***** Data excerpts
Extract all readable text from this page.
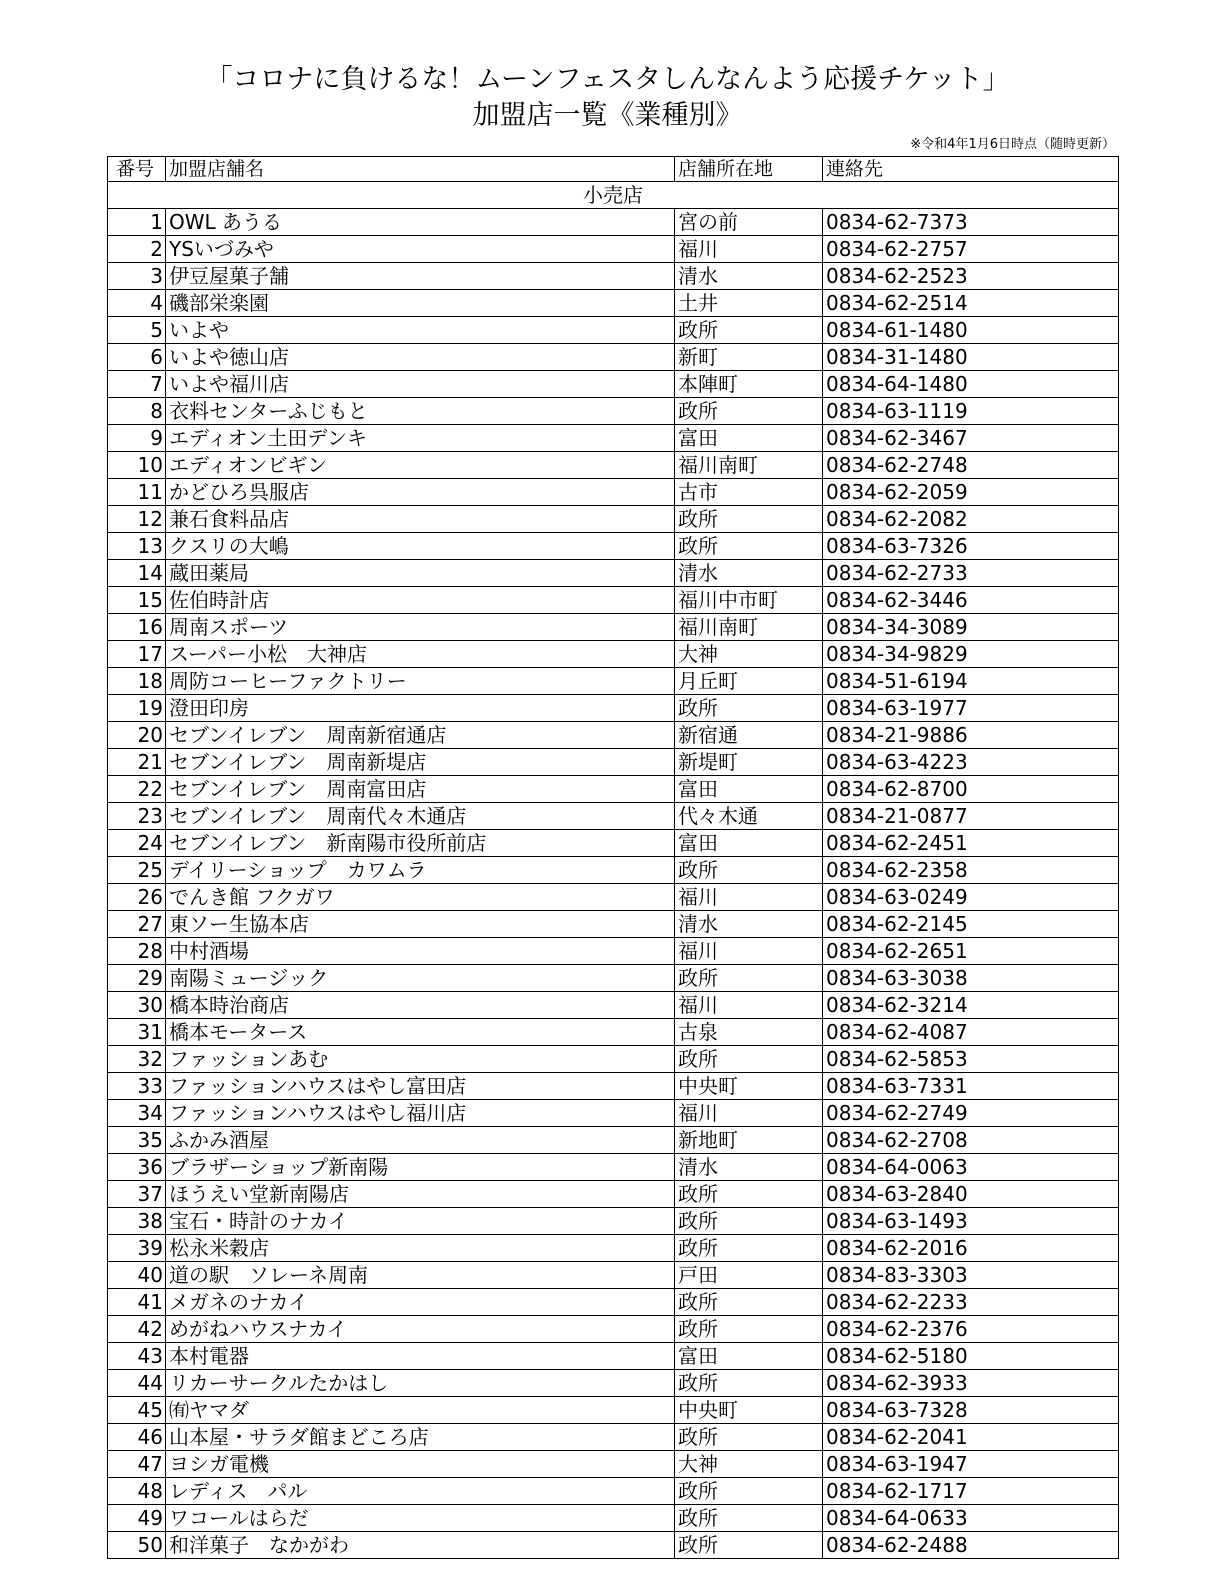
「コロナに負けるな！ムーンフェスタしんなんよう応援チケット」
加盟店一覧《業種別》
※令和4年1月6日時点（随時更新）
番号	加盟店舗名	店舗所在地	連絡先
小売店			
1	OWL あうる	宮の前	0834-62-7373
2	YSいづみや	福川	0834-62-2757
3	伊豆屋菓子舗	清水	0834-62-2523
4	磯部栄楽園	土井	0834-62-2514
5	いよや	政所	0834-61-1480
6	いよや徳山店	新町	0834-31-1480
7	いよや福川店	本陣町	0834-64-1480
8	衣料センターふじもと	政所	0834-63-1119
9	エディオン土田デンキ	富田	0834-62-3467
10	エディオンビギン	福川南町	0834-62-2748
11	かどひろ呉服店	古市	0834-62-2059
12	兼石食料品店	政所	0834-62-2082
13	クスリの大嶋	政所	0834-63-7326
14	蔵田薬局	清水	0834-62-2733
15	佐伯時計店	福川中市町	0834-62-3446
16	周南スポーツ	福川南町	0834-34-3089
17	スーパー小松　大神店	大神	0834-34-9829
18	周防コーヒーファクトリー	月丘町	0834-51-6194
19	澄田印房	政所	0834-63-1977
20	セブンイレブン　周南新宿通店	新宿通	0834-21-9886
21	セブンイレブン　周南新堤店	新堤町	0834-63-4223
22	セブンイレブン　周南富田店	富田	0834-62-8700
23	セブンイレブン　周南代々木通店	代々木通	0834-21-0877
24	セブンイレブン　新南陽市役所前店	富田	0834-62-2451
25	デイリーショップ　カワムラ	政所	0834-62-2358
26	でんき館 フクガワ	福川	0834-63-0249
27	東ソー生協本店	清水	0834-62-2145
28	中村酒場	福川	0834-62-2651
29	南陽ミュージック	政所	0834-63-3038
30	橋本時治商店	福川	0834-62-3214
31	橋本モータース	古泉	0834-62-4087
32	ファッションあむ	政所	0834-62-5853
33	ファッションハウスはやし富田店	中央町	0834-63-7331
34	ファッションハウスはやし福川店	福川	0834-62-2749
35	ふかみ酒屋	新地町	0834-62-2708
36	ブラザーショップ新南陽	清水	0834-64-0063
37	ほうえい堂新南陽店	政所	0834-63-2840
38	宝石・時計のナカイ	政所	0834-63-1493
39	松永米穀店	政所	0834-62-2016
40	道の駅　ソレーネ周南	戸田	0834-83-3303
41	メガネのナカイ	政所	0834-62-2233
42	めがねハウスナカイ	政所	0834-62-2376
43	本村電器	富田	0834-62-5180
44	リカーサークルたかはし	政所	0834-62-3933
45	㈲ヤマダ	中央町	0834-63-7328
46	山本屋・サラダ館まどころ店	政所	0834-62-2041
47	ヨシガ電機	大神	0834-63-1947
48	レディス　パル	政所	0834-62-1717
49	ワコールはらだ	政所	0834-64-0633
50	和洋菓子　なかがわ	政所	0834-62-2488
**********
| Work to complete |
Each line of the material must be retyped exactly, except that images are omitted.

| Solution |
Extract all readable text from this page.
「コロナに負けるな！ムーンフェスタしんなんよう応援チケット」
加盟店一覧《業種別》
※令和4年1月6日時点（随時更新）
番号	加盟店舗名	店舗所在地	連絡先
小売店			
1	OWL あうる	宮の前	0834-62-7373
2	YSいづみや	福川	0834-62-2757
3	伊豆屋菓子舗	清水	0834-62-2523
4	磯部栄楽園	土井	0834-62-2514
5	いよや	政所	0834-61-1480
6	いよや徳山店	新町	0834-31-1480
7	いよや福川店	本陣町	0834-64-1480
8	衣料センターふじもと	政所	0834-63-1119
9	エディオン土田デンキ	富田	0834-62-3467
10	エディオンビギン	福川南町	0834-62-2748
11	かどひろ呉服店	古市	0834-62-2059
12	兼石食料品店	政所	0834-62-2082
13	クスリの大嶋	政所	0834-63-7326
14	蔵田薬局	清水	0834-62-2733
15	佐伯時計店	福川中市町	0834-62-3446
16	周南スポーツ	福川南町	0834-34-3089
17	スーパー小松　大神店	大神	0834-34-9829
18	周防コーヒーファクトリー	月丘町	0834-51-6194
19	澄田印房	政所	0834-63-1977
20	セブンイレブン　周南新宿通店	新宿通	0834-21-9886
21	セブンイレブン　周南新堤店	新堤町	0834-63-4223
22	セブンイレブン　周南富田店	富田	0834-62-8700
23	セブンイレブン　周南代々木通店	代々木通	0834-21-0877
24	セブンイレブン　新南陽市役所前店	富田	0834-62-2451
25	デイリーショップ　カワムラ	政所	0834-62-2358
26	でんき館 フクガワ	福川	0834-63-0249
27	東ソー生協本店	清水	0834-62-2145
28	中村酒場	福川	0834-62-2651
29	南陽ミュージック	政所	0834-63-3038
30	橋本時治商店	福川	0834-62-3214
31	橋本モータース	古泉	0834-62-4087
32	ファッションあむ	政所	0834-62-5853
33	ファッションハウスはやし富田店	中央町	0834-63-7331
34	ファッションハウスはやし福川店	福川	0834-62-2749
35	ふかみ酒屋	新地町	0834-62-2708
36	ブラザーショップ新南陽	清水	0834-64-0063
37	ほうえい堂新南陽店	政所	0834-63-2840
38	宝石・時計のナカイ	政所	0834-63-1493
39	松永米穀店	政所	0834-62-2016
40	道の駅　ソレーネ周南	戸田	0834-83-3303
41	メガネのナカイ	政所	0834-62-2233
42	めがねハウスナカイ	政所	0834-62-2376
43	本村電器	富田	0834-62-5180
44	リカーサークルたかはし	政所	0834-62-3933
45	㈲ヤマダ	中央町	0834-63-7328
46	山本屋・サラダ館まどころ店	政所	0834-62-2041
47	ヨシガ電機	大神	0834-63-1947
48	レディス　パル	政所	0834-62-1717
49	ワコールはらだ	政所	0834-64-0633
50	和洋菓子　なかがわ	政所	0834-62-2488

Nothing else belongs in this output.